Task prompt
Look through the data below. Collect every line where the word "JSON" occurs.
■ ■ ■ ■ ■ ■ ■
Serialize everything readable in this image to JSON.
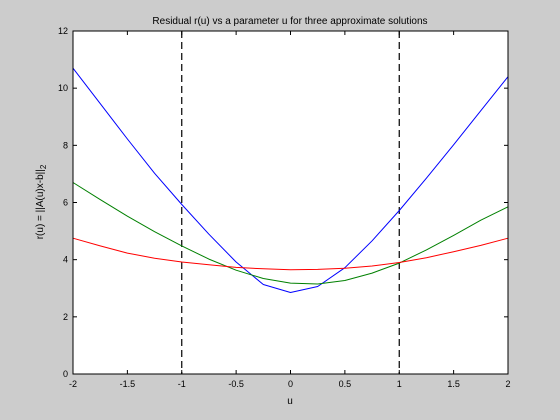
{
  "chart_data": {
    "type": "line",
    "title": "Residual r(u) vs a parameter u for three approximate solutions",
    "xlabel": "u",
    "ylabel_main": "r(u) = ||A(u)x-b||",
    "ylabel_sub": "2",
    "xlim": [
      -2,
      2
    ],
    "ylim": [
      0,
      12
    ],
    "x_ticks": [
      -2,
      -1.5,
      -1,
      -0.5,
      0,
      0.5,
      1,
      1.5,
      2
    ],
    "x_tick_labels": [
      "-2",
      "-1.5",
      "-1",
      "-0.5",
      "0",
      "0.5",
      "1",
      "1.5",
      "2"
    ],
    "y_ticks": [
      0,
      2,
      4,
      6,
      8,
      10,
      12
    ],
    "y_tick_labels": [
      "0",
      "2",
      "4",
      "6",
      "8",
      "10",
      "12"
    ],
    "grid": false,
    "vertical_lines": [
      -1,
      1
    ],
    "x": [
      -2,
      -1.75,
      -1.5,
      -1.25,
      -1,
      -0.75,
      -0.5,
      -0.25,
      0,
      0.25,
      0.5,
      0.75,
      1,
      1.25,
      1.5,
      1.75,
      2
    ],
    "series": [
      {
        "color": "#0000ff",
        "values": [
          10.7,
          9.46,
          8.22,
          7.02,
          5.93,
          4.89,
          3.92,
          3.13,
          2.85,
          3.06,
          3.72,
          4.66,
          5.72,
          6.85,
          8.02,
          9.21,
          10.4
        ]
      },
      {
        "color": "#008000",
        "values": [
          6.7,
          6.1,
          5.52,
          4.98,
          4.48,
          4.02,
          3.63,
          3.34,
          3.18,
          3.15,
          3.27,
          3.53,
          3.88,
          4.34,
          4.85,
          5.38,
          5.85
        ]
      },
      {
        "color": "#ff0000",
        "values": [
          4.75,
          4.48,
          4.23,
          4.05,
          3.92,
          3.82,
          3.73,
          3.68,
          3.65,
          3.66,
          3.7,
          3.78,
          3.9,
          4.07,
          4.28,
          4.5,
          4.75
        ]
      }
    ]
  }
}
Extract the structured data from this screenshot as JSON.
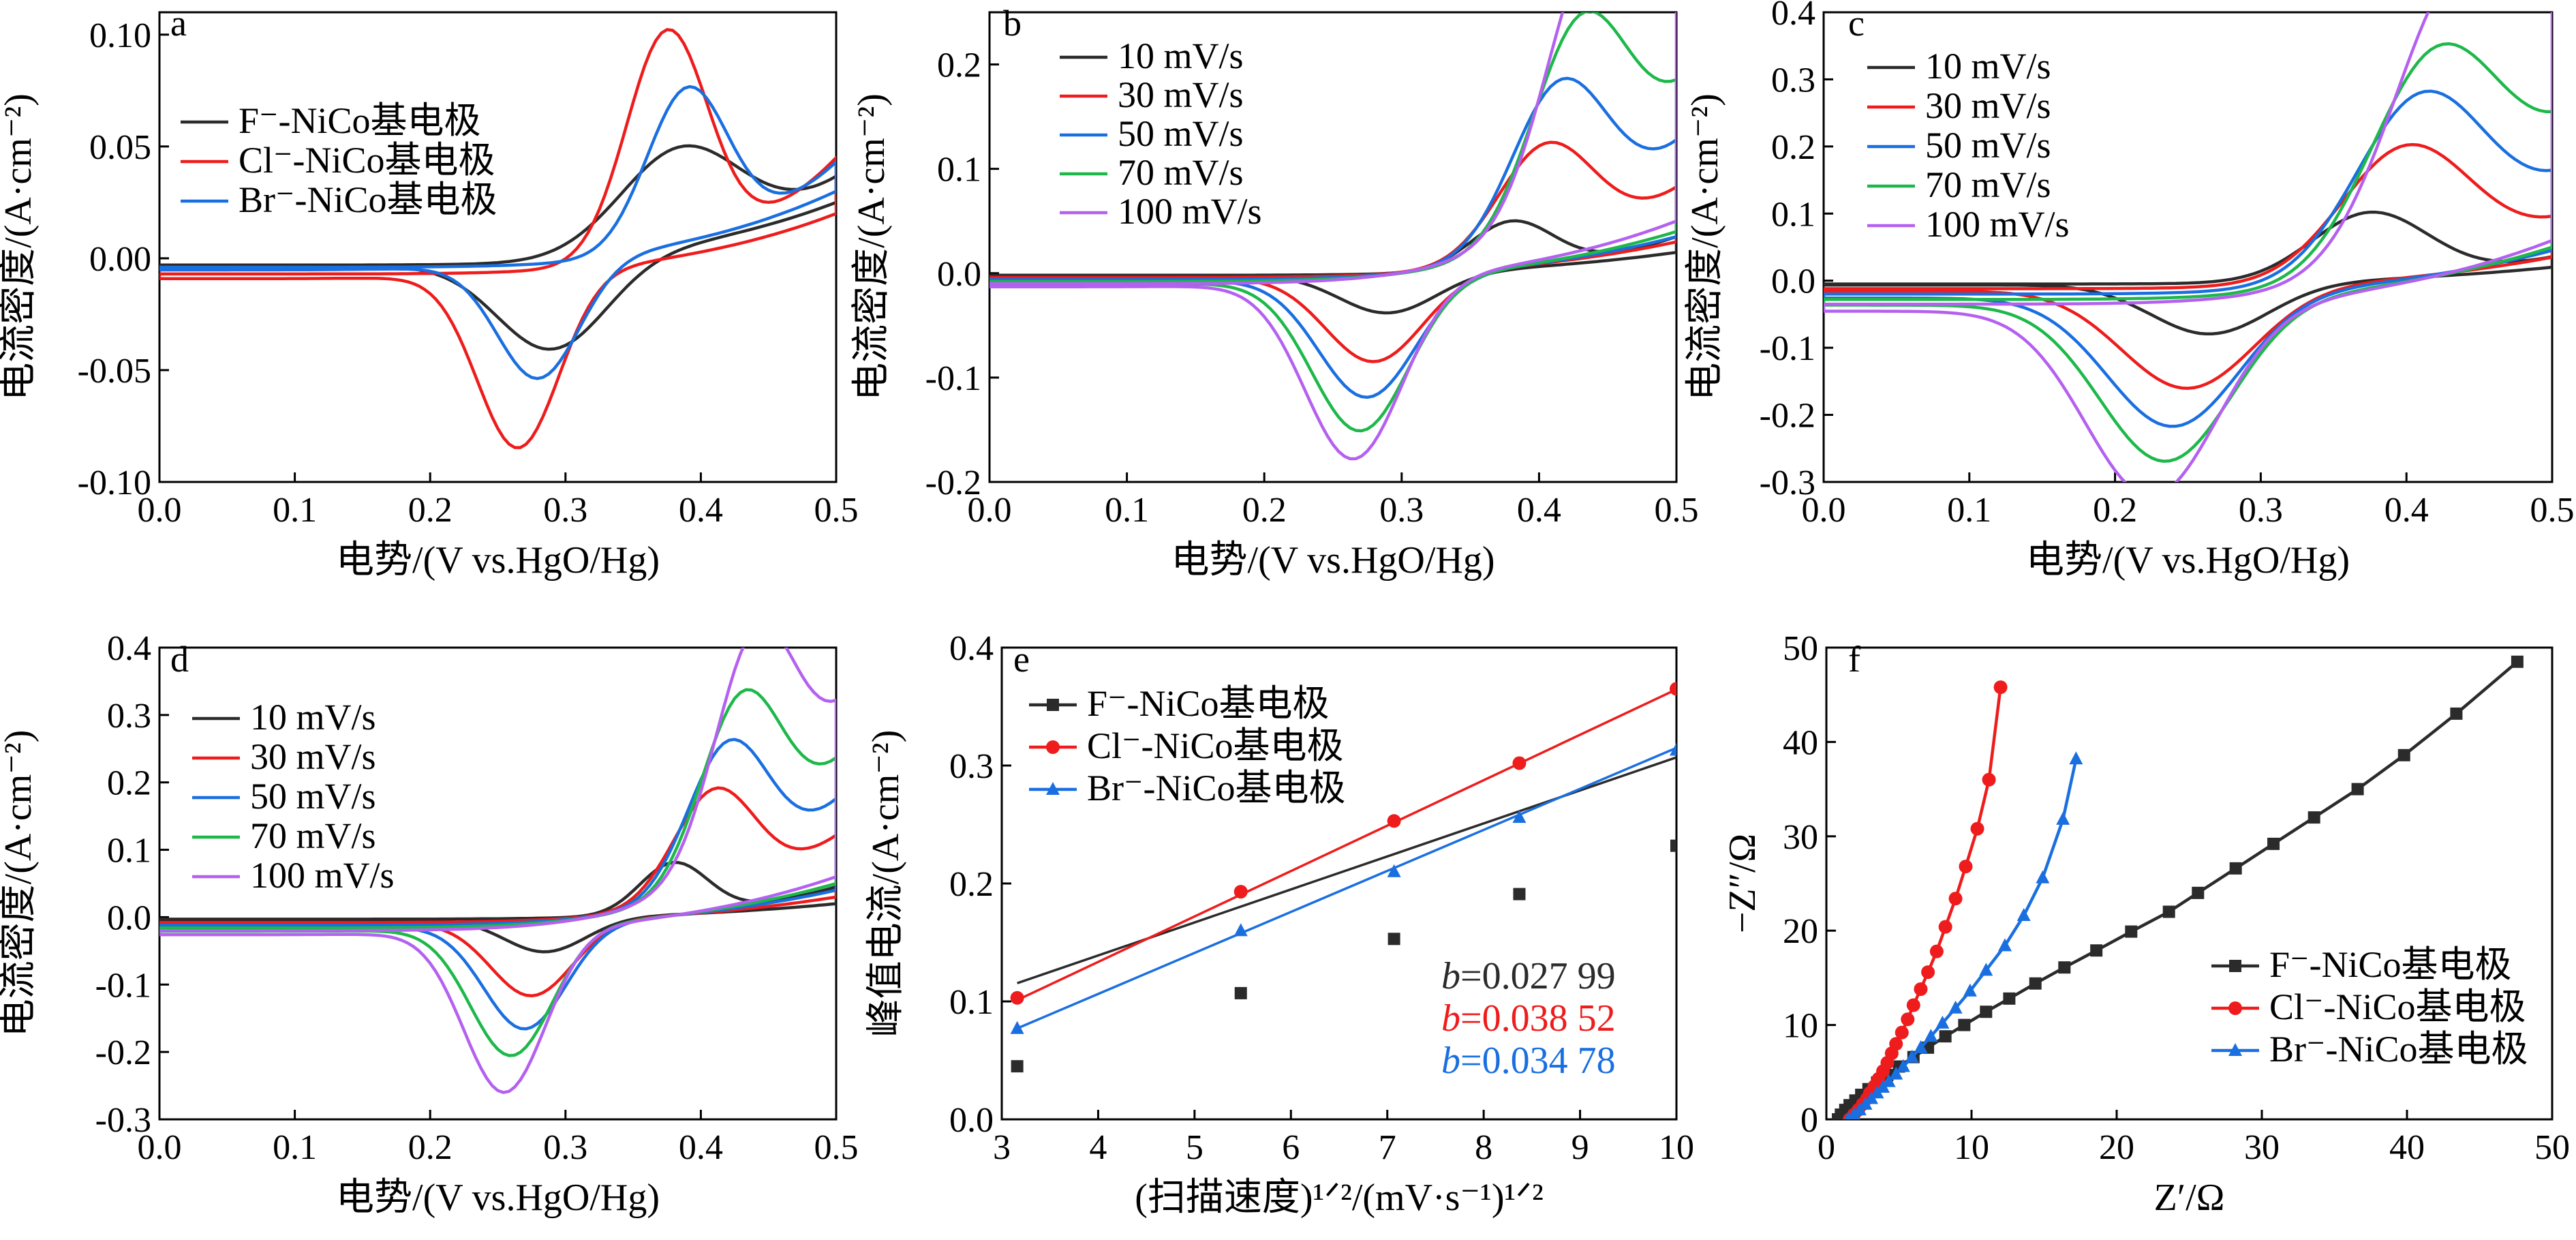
{
  "colors": {
    "black": "#2b2b2b",
    "red": "#ee1c1c",
    "blue": "#1a6fe0",
    "green": "#1eb84a",
    "purple": "#b460f0"
  },
  "chart_data": [
    {
      "id": "a",
      "type": "line",
      "panel_label": "a",
      "xlabel": "电势/(V vs.HgO/Hg)",
      "ylabel": "电流密度/(A·cm⁻²)",
      "xlim": [
        0.0,
        0.5
      ],
      "ylim": [
        -0.1,
        0.11
      ],
      "xticks": [
        0.0,
        0.1,
        0.2,
        0.3,
        0.4,
        0.5
      ],
      "xtick_labels": [
        "0.0",
        "0.1",
        "0.2",
        "0.3",
        "0.4",
        "0.5"
      ],
      "yticks": [
        -0.1,
        -0.05,
        0.0,
        0.05,
        0.1
      ],
      "ytick_labels": [
        "-0.10",
        "-0.05",
        "0.00",
        "0.05",
        "0.10"
      ],
      "legend_position": "upper-left",
      "series": [
        {
          "name": "F⁻-NiCo基电极",
          "color": "#2b2b2b",
          "cv": {
            "ox": [
              0.385,
              0.045,
              0.045
            ],
            "red": [
              0.29,
              -0.04,
              0.04
            ],
            "end_up": 0.035,
            "end_down": 0.025,
            "base_start": -0.003
          }
        },
        {
          "name": "Cl⁻-NiCo基电极",
          "color": "#ee1c1c",
          "cv": {
            "ox": [
              0.375,
              0.1,
              0.03
            ],
            "red": [
              0.265,
              -0.078,
              0.03
            ],
            "end_up": 0.045,
            "end_down": 0.02,
            "base_start": -0.007
          }
        },
        {
          "name": "Br⁻-NiCo基电极",
          "color": "#1a6fe0",
          "cv": {
            "ox": [
              0.39,
              0.07,
              0.03
            ],
            "red": [
              0.28,
              -0.052,
              0.03
            ],
            "end_up": 0.043,
            "end_down": 0.03,
            "base_start": -0.004
          }
        }
      ]
    },
    {
      "id": "b",
      "type": "line",
      "panel_label": "b",
      "xlabel": "电势/(V vs.HgO/Hg)",
      "ylabel": "电流密度/(A·cm⁻²)",
      "xlim": [
        0.0,
        0.5
      ],
      "ylim": [
        -0.2,
        0.25
      ],
      "xticks": [
        0.0,
        0.1,
        0.2,
        0.3,
        0.4,
        0.5
      ],
      "xtick_labels": [
        "0.0",
        "0.1",
        "0.2",
        "0.3",
        "0.4",
        "0.5"
      ],
      "yticks": [
        -0.2,
        -0.1,
        0.0,
        0.1,
        0.2
      ],
      "ytick_labels": [
        "-0.2",
        "-0.1",
        "0.0",
        "0.1",
        "0.2"
      ],
      "legend_position": "upper-left",
      "series": [
        {
          "name": "10 mV/s",
          "color": "#2b2b2b",
          "cv": {
            "ox": [
              0.38,
              0.045,
              0.03
            ],
            "red": [
              0.29,
              -0.038,
              0.035
            ],
            "end_up": 0.035,
            "end_down": 0.02,
            "base_start": -0.002
          }
        },
        {
          "name": "30 mV/s",
          "color": "#ee1c1c",
          "cv": {
            "ox": [
              0.405,
              0.105,
              0.035
            ],
            "red": [
              0.28,
              -0.083,
              0.035
            ],
            "end_up": 0.08,
            "end_down": 0.03,
            "base_start": -0.004
          }
        },
        {
          "name": "50 mV/s",
          "color": "#1a6fe0",
          "cv": {
            "ox": [
              0.415,
              0.15,
              0.035
            ],
            "red": [
              0.275,
              -0.115,
              0.035
            ],
            "end_up": 0.12,
            "end_down": 0.035,
            "base_start": -0.006
          }
        },
        {
          "name": "70 mV/s",
          "color": "#1eb84a",
          "cv": {
            "ox": [
              0.43,
              0.188,
              0.035
            ],
            "red": [
              0.27,
              -0.145,
              0.035
            ],
            "end_up": 0.16,
            "end_down": 0.04,
            "base_start": -0.008
          }
        },
        {
          "name": "100 mV/s",
          "color": "#b460f0",
          "cv": {
            "ox": [
              0.44,
              0.228,
              0.035
            ],
            "red": [
              0.265,
              -0.17,
              0.035
            ],
            "end_up": 0.215,
            "end_down": 0.05,
            "base_start": -0.01
          }
        }
      ]
    },
    {
      "id": "c",
      "type": "line",
      "panel_label": "c",
      "xlabel": "电势/(V vs.HgO/Hg)",
      "ylabel": "电流密度/(A·cm⁻²)",
      "xlim": [
        0.0,
        0.5
      ],
      "ylim": [
        -0.3,
        0.4
      ],
      "xticks": [
        0.0,
        0.1,
        0.2,
        0.3,
        0.4,
        0.5
      ],
      "xtick_labels": [
        "0.0",
        "0.1",
        "0.2",
        "0.3",
        "0.4",
        "0.5"
      ],
      "yticks": [
        -0.3,
        -0.2,
        -0.1,
        0.0,
        0.1,
        0.2,
        0.3,
        0.4
      ],
      "ytick_labels": [
        "-0.3",
        "-0.2",
        "-0.1",
        "0.0",
        "0.1",
        "0.2",
        "0.3",
        "0.4"
      ],
      "legend_position": "upper-left",
      "series": [
        {
          "name": "10 mV/s",
          "color": "#2b2b2b",
          "cv": {
            "ox": [
              0.375,
              0.1,
              0.04
            ],
            "red": [
              0.265,
              -0.075,
              0.04
            ],
            "end_up": 0.035,
            "end_down": 0.02,
            "base_start": -0.005
          }
        },
        {
          "name": "30 mV/s",
          "color": "#ee1c1c",
          "cv": {
            "ox": [
              0.4,
              0.19,
              0.045
            ],
            "red": [
              0.25,
              -0.148,
              0.045
            ],
            "end_up": 0.08,
            "end_down": 0.035,
            "base_start": -0.012
          }
        },
        {
          "name": "50 mV/s",
          "color": "#1a6fe0",
          "cv": {
            "ox": [
              0.41,
              0.255,
              0.045
            ],
            "red": [
              0.24,
              -0.195,
              0.045
            ],
            "end_up": 0.13,
            "end_down": 0.045,
            "base_start": -0.02
          }
        },
        {
          "name": "70 mV/s",
          "color": "#1eb84a",
          "cv": {
            "ox": [
              0.42,
              0.3,
              0.045
            ],
            "red": [
              0.235,
              -0.237,
              0.045
            ],
            "end_up": 0.19,
            "end_down": 0.05,
            "base_start": -0.028
          }
        },
        {
          "name": "100 mV/s",
          "color": "#b460f0",
          "cv": {
            "ox": [
              0.435,
              0.36,
              0.045
            ],
            "red": [
              0.225,
              -0.28,
              0.045
            ],
            "end_up": 0.3,
            "end_down": 0.06,
            "base_start": -0.035
          }
        }
      ]
    },
    {
      "id": "d",
      "type": "line",
      "panel_label": "d",
      "xlabel": "电势/(V vs.HgO/Hg)",
      "ylabel": "电流密度/(A·cm⁻²)",
      "xlim": [
        0.0,
        0.5
      ],
      "ylim": [
        -0.3,
        0.4
      ],
      "xticks": [
        0.0,
        0.1,
        0.2,
        0.3,
        0.4,
        0.5
      ],
      "xtick_labels": [
        "0.0",
        "0.1",
        "0.2",
        "0.3",
        "0.4",
        "0.5"
      ],
      "yticks": [
        -0.3,
        -0.2,
        -0.1,
        0.0,
        0.1,
        0.2,
        0.3,
        0.4
      ],
      "ytick_labels": [
        "-0.3",
        "-0.2",
        "-0.1",
        "0.0",
        "0.1",
        "0.2",
        "0.3",
        "0.4"
      ],
      "legend_position": "upper-left",
      "series": [
        {
          "name": "10 mV/s",
          "color": "#2b2b2b",
          "cv": {
            "ox": [
              0.38,
              0.075,
              0.025
            ],
            "red": [
              0.285,
              -0.05,
              0.03
            ],
            "end_up": 0.045,
            "end_down": 0.02,
            "base_start": -0.003
          }
        },
        {
          "name": "30 mV/s",
          "color": "#ee1c1c",
          "cv": {
            "ox": [
              0.41,
              0.16,
              0.03
            ],
            "red": [
              0.275,
              -0.11,
              0.03
            ],
            "end_up": 0.12,
            "end_down": 0.03,
            "base_start": -0.008
          }
        },
        {
          "name": "50 mV/s",
          "color": "#1a6fe0",
          "cv": {
            "ox": [
              0.42,
              0.21,
              0.03
            ],
            "red": [
              0.27,
              -0.155,
              0.03
            ],
            "end_up": 0.17,
            "end_down": 0.04,
            "base_start": -0.012
          }
        },
        {
          "name": "70 mV/s",
          "color": "#1eb84a",
          "cv": {
            "ox": [
              0.43,
              0.255,
              0.03
            ],
            "red": [
              0.26,
              -0.19,
              0.03
            ],
            "end_up": 0.22,
            "end_down": 0.05,
            "base_start": -0.016
          }
        },
        {
          "name": "100 mV/s",
          "color": "#b460f0",
          "cv": {
            "ox": [
              0.44,
              0.31,
              0.03
            ],
            "red": [
              0.255,
              -0.24,
              0.03
            ],
            "end_up": 0.28,
            "end_down": 0.06,
            "base_start": -0.02
          }
        }
      ]
    },
    {
      "id": "e",
      "type": "scatter",
      "panel_label": "e",
      "xlabel": "(扫描速度)¹ᐟ²/(mV·s⁻¹)¹ᐟ²",
      "ylabel": "峰值电流/(A·cm⁻²)",
      "xlim": [
        3,
        10
      ],
      "ylim": [
        0.0,
        0.4
      ],
      "xticks": [
        3,
        4,
        5,
        6,
        7,
        8,
        9,
        10
      ],
      "xtick_labels": [
        "3",
        "4",
        "5",
        "6",
        "7",
        "8",
        "9",
        "10"
      ],
      "yticks": [
        0.0,
        0.1,
        0.2,
        0.3,
        0.4
      ],
      "ytick_labels": [
        "0.0",
        "0.1",
        "0.2",
        "0.3",
        "0.4"
      ],
      "legend_position": "upper-left",
      "series": [
        {
          "name": "F⁻-NiCo基电极",
          "color": "#2b2b2b",
          "marker": "square",
          "x": [
            3.16,
            5.48,
            7.07,
            8.37,
            10.0
          ],
          "y": [
            0.045,
            0.107,
            0.153,
            0.191,
            0.232
          ],
          "fit": [
            0.027,
            0.02799
          ]
        },
        {
          "name": "Cl⁻-NiCo基电极",
          "color": "#ee1c1c",
          "marker": "circle",
          "x": [
            3.16,
            5.48,
            7.07,
            8.37,
            10.0
          ],
          "y": [
            0.103,
            0.193,
            0.253,
            0.302,
            0.365
          ],
          "fit": [
            -0.0206,
            0.03852
          ]
        },
        {
          "name": "Br⁻-NiCo基电极",
          "color": "#1a6fe0",
          "marker": "triangle",
          "x": [
            3.16,
            5.48,
            7.07,
            8.37,
            10.0
          ],
          "y": [
            0.077,
            0.16,
            0.21,
            0.256,
            0.313
          ],
          "fit": [
            -0.0328,
            0.03478
          ]
        }
      ],
      "annotations": [
        {
          "var": "b",
          "text": "=0.027 99",
          "color": "#2b2b2b"
        },
        {
          "var": "b",
          "text": "=0.038 52",
          "color": "#ee1c1c"
        },
        {
          "var": "b",
          "text": "=0.034 78",
          "color": "#1a6fe0"
        }
      ]
    },
    {
      "id": "f",
      "type": "scatter",
      "panel_label": "f",
      "xlabel": "Z′/Ω",
      "ylabel": "−Z″/Ω",
      "xlim": [
        0,
        50
      ],
      "ylim": [
        0,
        50
      ],
      "xticks": [
        0,
        10,
        20,
        30,
        40,
        50
      ],
      "xtick_labels": [
        "0",
        "10",
        "20",
        "30",
        "40",
        "50"
      ],
      "yticks": [
        0,
        10,
        20,
        30,
        40,
        50
      ],
      "ytick_labels": [
        "0",
        "10",
        "20",
        "30",
        "40",
        "50"
      ],
      "legend_position": "lower-right",
      "series": [
        {
          "name": "F⁻-NiCo基电极",
          "color": "#2b2b2b",
          "marker": "square",
          "x": [
            0.8,
            1.0,
            1.3,
            1.6,
            2.0,
            2.4,
            2.9,
            3.5,
            4.2,
            5.0,
            6.0,
            7.0,
            8.2,
            9.5,
            11.0,
            12.6,
            14.4,
            16.4,
            18.6,
            21.0,
            23.6,
            25.6,
            28.2,
            30.8,
            33.6,
            36.6,
            39.8,
            43.4,
            47.6
          ],
          "y": [
            0.0,
            0.5,
            1.0,
            1.5,
            2.0,
            2.6,
            3.2,
            3.9,
            4.7,
            5.6,
            6.6,
            7.6,
            8.8,
            10.0,
            11.4,
            12.8,
            14.4,
            16.1,
            17.9,
            19.9,
            22.0,
            24.0,
            26.6,
            29.2,
            32.0,
            35.0,
            38.6,
            43.0,
            48.5
          ]
        },
        {
          "name": "Cl⁻-NiCo基电极",
          "color": "#ee1c1c",
          "marker": "circle",
          "x": [
            1.6,
            1.9,
            2.2,
            2.5,
            2.8,
            3.0,
            3.3,
            3.6,
            3.9,
            4.2,
            4.5,
            4.8,
            5.2,
            5.6,
            6.0,
            6.5,
            7.0,
            7.6,
            8.2,
            8.9,
            9.6,
            10.4,
            11.2,
            12.0
          ],
          "y": [
            0.0,
            0.5,
            1.0,
            1.6,
            2.2,
            2.8,
            3.5,
            4.3,
            5.1,
            6.0,
            7.0,
            8.0,
            9.2,
            10.6,
            12.1,
            13.8,
            15.6,
            17.8,
            20.4,
            23.4,
            26.8,
            30.8,
            36.0,
            45.8
          ]
        },
        {
          "name": "Br⁻-NiCo基电极",
          "color": "#1a6fe0",
          "marker": "triangle",
          "x": [
            1.5,
            1.9,
            2.3,
            2.7,
            3.1,
            3.5,
            3.9,
            4.3,
            4.8,
            5.3,
            5.9,
            6.5,
            7.2,
            8.0,
            8.9,
            9.9,
            11.0,
            12.3,
            13.6,
            14.9,
            16.3,
            17.2
          ],
          "y": [
            0.0,
            0.5,
            1.0,
            1.6,
            2.2,
            2.8,
            3.4,
            4.0,
            4.8,
            5.6,
            6.6,
            7.6,
            8.8,
            10.2,
            11.8,
            13.6,
            15.8,
            18.4,
            21.6,
            25.6,
            31.8,
            38.2
          ]
        }
      ]
    }
  ]
}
■ ■ ■ ■ ■ ■ ■
Solved exercise
Serialize everything readable in this image to JSON.
Extract the structured data from this screenshot as JSON.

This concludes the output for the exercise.